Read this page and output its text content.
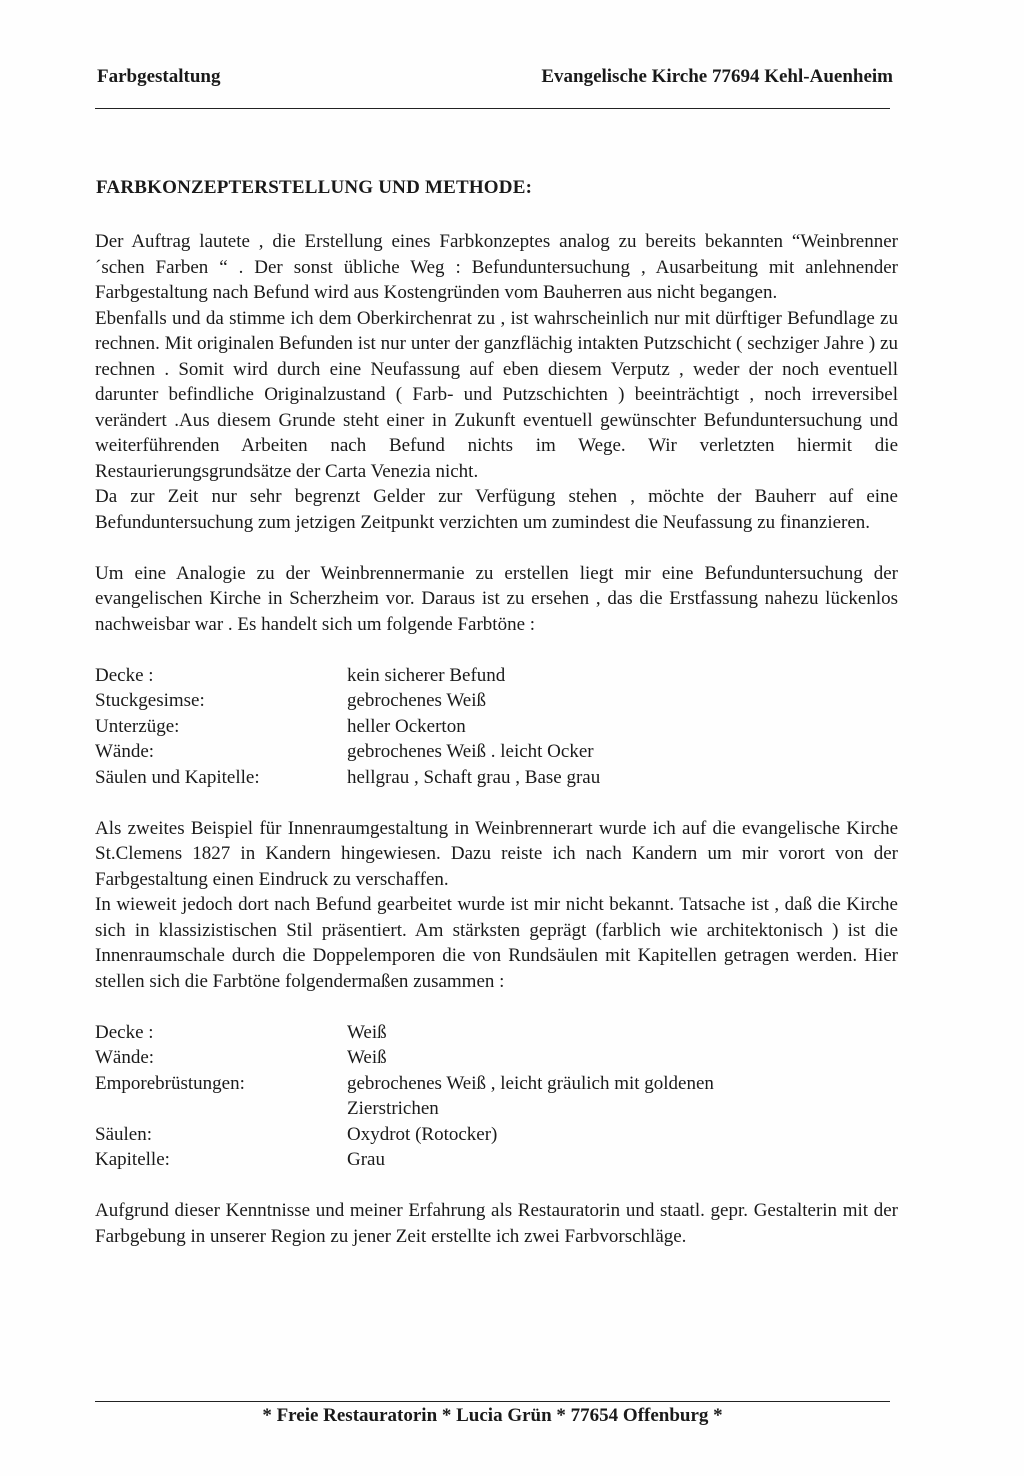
Farbgestaltung	Evangelische Kirche 77694 Kehl-Auenheim
FARBKONZEPTERSTELLUNG UND METHODE:

Der Auftrag lautete , die Erstellung eines Farbkonzeptes analog zu bereits bekannten “Weinbrenner´schen Farben “ . Der sonst übliche Weg : Befunduntersuchung , Ausarbeitung mit anlehnender Farbgestaltung nach Befund wird aus Kostengründen vom Bauherren aus nicht begangen.

Ebenfalls und da stimme ich dem Oberkirchenrat zu , ist wahrscheinlich nur mit dürftiger Befundlage zu rechnen. Mit originalen Befunden ist nur unter der ganzflächig intakten Putzschicht ( sechziger Jahre ) zu rechnen . Somit wird durch eine Neufassung auf eben diesem Verputz , weder der noch eventuell darunter befindliche Originalzustand ( Farb- und Putzschichten ) beeinträchtigt , noch irreversibel verändert .Aus diesem Grunde steht einer in Zukunft eventuell gewünschter Befunduntersuchung und weiterführenden Arbeiten nach Befund nichts im Wege. Wir verletzten hiermit die Restaurierungsgrundsätze der Carta Venezia nicht.

Da zur Zeit nur sehr begrenzt Gelder zur Verfügung stehen , möchte der Bauherr auf eine Befunduntersuchung zum jetzigen Zeitpunkt verzichten um zumindest die Neufassung zu finanzieren.

Um eine Analogie zu der Weinbrennermanie zu erstellen liegt mir eine Befunduntersuchung der evangelischen Kirche in Scherzheim vor. Daraus ist zu ersehen , das die Erstfassung nahezu lückenlos nachweisbar war . Es handelt sich um folgende Farbtöne :

Decke :	kein sicherer Befund
Stuckgesimse:	gebrochenes Weiß
Unterzüge:	heller Ockerton
Wände:	gebrochenes Weiß . leicht Ocker
Säulen und Kapitelle:	hellgrau , Schaft grau , Base grau

Als zweites Beispiel für Innenraumgestaltung in Weinbrennerart wurde ich auf die evangelische Kirche St.Clemens 1827 in Kandern hingewiesen. Dazu reiste ich nach Kandern um mir vorort von der Farbgestaltung einen Eindruck zu verschaffen.

In wieweit jedoch dort nach Befund gearbeitet wurde ist mir nicht bekannt. Tatsache ist , daß die Kirche sich in klassizistischen Stil präsentiert. Am stärksten geprägt (farblich wie architektonisch ) ist die Innenraumschale durch die Doppelemporen die von Rundsäulen mit Kapitellen getragen werden. Hier stellen sich die Farbtöne folgendermaßen zusammen :

Decke :	Weiß
Wände:	Weiß
Emporebrüstungen:	gebrochenes Weiß , leicht gräulich mit goldenen Zierstrichen
Säulen:	Oxydrot (Rotocker)
Kapitelle:	Grau

Aufgrund dieser Kenntnisse und meiner Erfahrung als Restauratorin und staatl. gepr. Gestalterin mit der Farbgebung in unserer Region zu jener Zeit erstellte ich zwei Farbvorschläge.

* Freie Restauratorin * Lucia Grün * 77654 Offenburg *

* * *

* **WHAT IS REQUIRED**: Reproduce the material above in full and without alteration, but skip all pictures.

* **SOLUTION FOR THIS EXERCISE**:
Read this page and output its text content.
Farbgestaltung	Evangelische Kirche 77694 Kehl-Auenheim
FARBKONZEPTERSTELLUNG UND METHODE:

Der Auftrag lautete , die Erstellung eines Farbkonzeptes analog zu bereits bekannten “Weinbrenner´schen Farben “ . Der sonst übliche Weg : Befunduntersuchung , Ausarbeitung mit anlehnender Farbgestaltung nach Befund wird aus Kostengründen vom Bauherren aus nicht begangen.

Ebenfalls und da stimme ich dem Oberkirchenrat zu , ist wahrscheinlich nur mit dürftiger Befundlage zu rechnen. Mit originalen Befunden ist nur unter der ganzflächig intakten Putzschicht ( sechziger Jahre ) zu rechnen . Somit wird durch eine Neufassung auf eben diesem Verputz , weder der noch eventuell darunter befindliche Originalzustand ( Farb- und Putzschichten ) beeinträchtigt , noch irreversibel verändert .Aus diesem Grunde steht einer in Zukunft eventuell gewünschter Befunduntersuchung und weiterführenden Arbeiten nach Befund nichts im Wege. Wir verletzten hiermit die Restaurierungsgrundsätze der Carta Venezia nicht.

Da zur Zeit nur sehr begrenzt Gelder zur Verfügung stehen , möchte der Bauherr auf eine Befunduntersuchung zum jetzigen Zeitpunkt verzichten um zumindest die Neufassung zu finanzieren.

Um eine Analogie zu der Weinbrennermanie zu erstellen liegt mir eine Befunduntersuchung der evangelischen Kirche in Scherzheim vor. Daraus ist zu ersehen , das die Erstfassung nahezu lückenlos nachweisbar war . Es handelt sich um folgende Farbtöne :

Decke :	kein sicherer Befund
Stuckgesimse:	gebrochenes Weiß
Unterzüge:	heller Ockerton
Wände:	gebrochenes Weiß . leicht Ocker
Säulen und Kapitelle:	hellgrau , Schaft grau , Base grau

Als zweites Beispiel für Innenraumgestaltung in Weinbrennerart wurde ich auf die evangelische Kirche St.Clemens 1827 in Kandern hingewiesen. Dazu reiste ich nach Kandern um mir vorort von der Farbgestaltung einen Eindruck zu verschaffen.

In wieweit jedoch dort nach Befund gearbeitet wurde ist mir nicht bekannt. Tatsache ist , daß die Kirche sich in klassizistischen Stil präsentiert. Am stärksten geprägt (farblich wie architektonisch ) ist die Innenraumschale durch die Doppelemporen die von Rundsäulen mit Kapitellen getragen werden. Hier stellen sich die Farbtöne folgendermaßen zusammen :

Decke :	Weiß
Wände:	Weiß
Emporebrüstungen:	gebrochenes Weiß , leicht gräulich mit goldenen Zierstrichen
Säulen:	Oxydrot (Rotocker)
Kapitelle:	Grau

Aufgrund dieser Kenntnisse und meiner Erfahrung als Restauratorin und staatl. gepr. Gestalterin mit der Farbgebung in unserer Region zu jener Zeit erstellte ich zwei Farbvorschläge.

* Freie Restauratorin * Lucia Grün * 77654 Offenburg *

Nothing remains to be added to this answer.